DESCRIPTION OF THE TASK — Output nothing but the number of lines that include the word "this".

***** EXERCISE MATERIALS

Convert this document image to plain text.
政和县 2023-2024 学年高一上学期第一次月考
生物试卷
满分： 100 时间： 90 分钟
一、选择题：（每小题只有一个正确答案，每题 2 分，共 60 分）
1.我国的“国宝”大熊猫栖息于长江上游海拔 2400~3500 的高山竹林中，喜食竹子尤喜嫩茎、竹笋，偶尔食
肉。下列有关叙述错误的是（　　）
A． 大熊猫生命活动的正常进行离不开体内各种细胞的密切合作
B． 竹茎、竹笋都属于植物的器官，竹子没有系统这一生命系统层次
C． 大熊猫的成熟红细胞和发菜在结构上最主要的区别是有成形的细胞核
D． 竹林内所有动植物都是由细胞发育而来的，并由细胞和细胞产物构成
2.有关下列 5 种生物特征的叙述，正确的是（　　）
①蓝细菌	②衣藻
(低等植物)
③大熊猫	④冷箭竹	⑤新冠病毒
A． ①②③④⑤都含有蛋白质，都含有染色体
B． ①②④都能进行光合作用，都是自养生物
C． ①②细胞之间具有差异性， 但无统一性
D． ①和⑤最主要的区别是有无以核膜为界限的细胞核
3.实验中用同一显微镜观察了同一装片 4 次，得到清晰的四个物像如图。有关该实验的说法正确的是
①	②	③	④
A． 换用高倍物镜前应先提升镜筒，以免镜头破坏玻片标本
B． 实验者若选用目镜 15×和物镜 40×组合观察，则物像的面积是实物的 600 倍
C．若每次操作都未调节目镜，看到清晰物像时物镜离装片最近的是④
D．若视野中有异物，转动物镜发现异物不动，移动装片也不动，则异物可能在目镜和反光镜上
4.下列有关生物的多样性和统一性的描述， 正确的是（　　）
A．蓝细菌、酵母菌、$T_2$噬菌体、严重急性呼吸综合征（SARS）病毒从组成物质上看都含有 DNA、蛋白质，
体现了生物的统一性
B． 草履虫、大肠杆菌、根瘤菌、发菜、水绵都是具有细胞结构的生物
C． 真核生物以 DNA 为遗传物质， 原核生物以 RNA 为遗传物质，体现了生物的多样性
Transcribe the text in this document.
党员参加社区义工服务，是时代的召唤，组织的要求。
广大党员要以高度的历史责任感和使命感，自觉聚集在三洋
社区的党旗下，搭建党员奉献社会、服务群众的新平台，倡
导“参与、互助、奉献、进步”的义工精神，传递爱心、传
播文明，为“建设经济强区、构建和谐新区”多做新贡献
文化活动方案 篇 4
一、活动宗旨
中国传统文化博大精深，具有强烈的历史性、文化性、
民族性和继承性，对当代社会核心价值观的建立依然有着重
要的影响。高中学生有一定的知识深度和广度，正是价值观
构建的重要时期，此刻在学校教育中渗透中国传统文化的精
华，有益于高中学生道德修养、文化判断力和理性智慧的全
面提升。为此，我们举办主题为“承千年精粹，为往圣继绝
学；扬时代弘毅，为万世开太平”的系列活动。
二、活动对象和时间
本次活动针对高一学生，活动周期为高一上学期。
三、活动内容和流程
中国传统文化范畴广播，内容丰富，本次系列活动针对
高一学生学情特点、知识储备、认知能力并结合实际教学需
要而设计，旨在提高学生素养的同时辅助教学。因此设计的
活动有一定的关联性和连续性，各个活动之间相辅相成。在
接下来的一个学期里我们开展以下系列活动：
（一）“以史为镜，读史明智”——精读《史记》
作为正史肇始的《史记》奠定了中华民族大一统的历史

**********

EXPECTED ANSWER — 2